# Your instructions:
Copy out each line in the material below that has the word "Output".

■ ■ ■ ■ ■

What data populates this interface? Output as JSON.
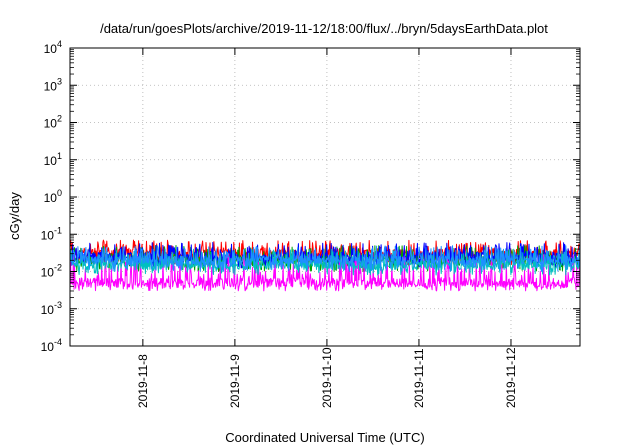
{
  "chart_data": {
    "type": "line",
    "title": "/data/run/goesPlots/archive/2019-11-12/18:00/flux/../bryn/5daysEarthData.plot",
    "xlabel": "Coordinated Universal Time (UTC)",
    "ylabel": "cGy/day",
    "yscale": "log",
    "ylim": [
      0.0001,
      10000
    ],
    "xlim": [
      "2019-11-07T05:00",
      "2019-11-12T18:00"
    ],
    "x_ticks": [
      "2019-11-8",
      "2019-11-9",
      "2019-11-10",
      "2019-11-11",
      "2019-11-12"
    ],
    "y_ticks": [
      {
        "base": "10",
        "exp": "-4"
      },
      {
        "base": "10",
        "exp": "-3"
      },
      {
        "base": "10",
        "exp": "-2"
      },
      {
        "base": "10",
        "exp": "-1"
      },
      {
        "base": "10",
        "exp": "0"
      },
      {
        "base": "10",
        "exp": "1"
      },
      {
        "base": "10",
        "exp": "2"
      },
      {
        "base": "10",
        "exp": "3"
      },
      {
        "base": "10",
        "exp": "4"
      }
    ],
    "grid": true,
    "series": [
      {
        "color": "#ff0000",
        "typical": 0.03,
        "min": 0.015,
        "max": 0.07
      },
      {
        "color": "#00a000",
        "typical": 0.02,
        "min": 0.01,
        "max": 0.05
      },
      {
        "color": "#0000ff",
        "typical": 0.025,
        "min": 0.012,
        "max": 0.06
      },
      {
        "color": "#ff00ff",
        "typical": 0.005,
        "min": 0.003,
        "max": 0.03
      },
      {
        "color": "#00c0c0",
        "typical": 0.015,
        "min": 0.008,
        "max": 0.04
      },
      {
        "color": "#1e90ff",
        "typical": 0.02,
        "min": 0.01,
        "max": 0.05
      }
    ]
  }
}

■ ■ ■ ■ ■

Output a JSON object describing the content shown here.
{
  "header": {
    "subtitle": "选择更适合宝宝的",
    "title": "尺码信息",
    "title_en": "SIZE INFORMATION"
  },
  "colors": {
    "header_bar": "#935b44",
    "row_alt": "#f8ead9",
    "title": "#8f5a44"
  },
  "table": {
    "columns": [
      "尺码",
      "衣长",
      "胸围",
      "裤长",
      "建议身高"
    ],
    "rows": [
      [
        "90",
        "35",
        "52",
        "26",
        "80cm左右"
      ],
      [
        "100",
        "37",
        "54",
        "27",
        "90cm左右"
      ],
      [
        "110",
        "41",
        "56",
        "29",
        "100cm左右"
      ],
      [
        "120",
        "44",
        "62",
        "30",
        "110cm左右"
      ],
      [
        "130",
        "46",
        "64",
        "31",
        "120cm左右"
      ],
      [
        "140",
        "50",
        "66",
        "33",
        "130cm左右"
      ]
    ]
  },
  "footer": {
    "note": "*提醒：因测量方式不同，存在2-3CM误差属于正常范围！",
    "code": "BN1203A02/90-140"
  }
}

■ ■ ■ ■ ■

# Exercise answer:
What data populates this interface? Output as JSON.
Output a JSON object describing the content shown here.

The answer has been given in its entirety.